Recorded data
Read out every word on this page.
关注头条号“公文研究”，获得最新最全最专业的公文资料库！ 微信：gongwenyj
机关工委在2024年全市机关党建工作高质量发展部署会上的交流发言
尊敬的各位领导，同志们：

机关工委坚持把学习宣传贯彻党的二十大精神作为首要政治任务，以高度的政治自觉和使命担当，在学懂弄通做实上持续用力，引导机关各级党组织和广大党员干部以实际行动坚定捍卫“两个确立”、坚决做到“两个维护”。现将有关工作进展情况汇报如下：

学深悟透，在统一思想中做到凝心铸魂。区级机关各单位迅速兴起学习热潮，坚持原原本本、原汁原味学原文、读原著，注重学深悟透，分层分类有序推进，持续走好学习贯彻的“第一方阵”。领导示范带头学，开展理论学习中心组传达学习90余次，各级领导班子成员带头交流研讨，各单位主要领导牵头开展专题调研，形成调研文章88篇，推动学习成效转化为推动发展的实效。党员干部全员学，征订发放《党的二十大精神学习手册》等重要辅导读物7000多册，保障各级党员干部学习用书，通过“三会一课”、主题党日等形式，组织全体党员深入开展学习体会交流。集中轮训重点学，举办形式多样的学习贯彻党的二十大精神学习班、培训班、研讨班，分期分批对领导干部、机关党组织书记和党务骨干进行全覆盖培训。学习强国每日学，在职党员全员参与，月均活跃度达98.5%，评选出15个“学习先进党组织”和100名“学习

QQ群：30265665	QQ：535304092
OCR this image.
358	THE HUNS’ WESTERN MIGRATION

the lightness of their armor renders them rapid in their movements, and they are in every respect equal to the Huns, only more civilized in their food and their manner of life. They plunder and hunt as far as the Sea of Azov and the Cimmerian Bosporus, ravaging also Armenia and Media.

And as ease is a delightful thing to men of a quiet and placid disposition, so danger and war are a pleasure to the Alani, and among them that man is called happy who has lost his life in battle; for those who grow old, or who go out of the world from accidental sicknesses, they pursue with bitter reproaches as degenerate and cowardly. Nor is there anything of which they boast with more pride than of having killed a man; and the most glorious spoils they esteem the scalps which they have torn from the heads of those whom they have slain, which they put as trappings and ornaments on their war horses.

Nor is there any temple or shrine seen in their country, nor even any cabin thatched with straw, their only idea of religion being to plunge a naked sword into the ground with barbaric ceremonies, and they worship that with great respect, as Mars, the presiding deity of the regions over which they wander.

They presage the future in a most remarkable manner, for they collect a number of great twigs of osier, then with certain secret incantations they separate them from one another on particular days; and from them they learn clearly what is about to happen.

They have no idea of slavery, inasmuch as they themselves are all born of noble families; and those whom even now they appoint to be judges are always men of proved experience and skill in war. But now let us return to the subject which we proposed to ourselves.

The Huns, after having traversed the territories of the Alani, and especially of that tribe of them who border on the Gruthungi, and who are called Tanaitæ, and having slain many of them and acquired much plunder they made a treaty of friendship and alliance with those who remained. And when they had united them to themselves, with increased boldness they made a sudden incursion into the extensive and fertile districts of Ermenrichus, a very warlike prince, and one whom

• _WRITTEN PROBLEM_: Look above for every line with the word "even" and copy it.

• _ANSWER TO THE TASK_:
Nor is there any temple or shrine seen in their country, nor even any cabin thatched with straw, their only idea of religion being to plunge a naked sword into the ground with barbaric ceremonies, and they worship that with great respect, as Mars, the presiding deity of the regions over which they wander.
They have no idea of slavery, inasmuch as they themselves are all born of noble families; and those whom even now they appoint to be judges are always men of proved experience and skill in war. But now let us return to the subject which we proposed to ourselves.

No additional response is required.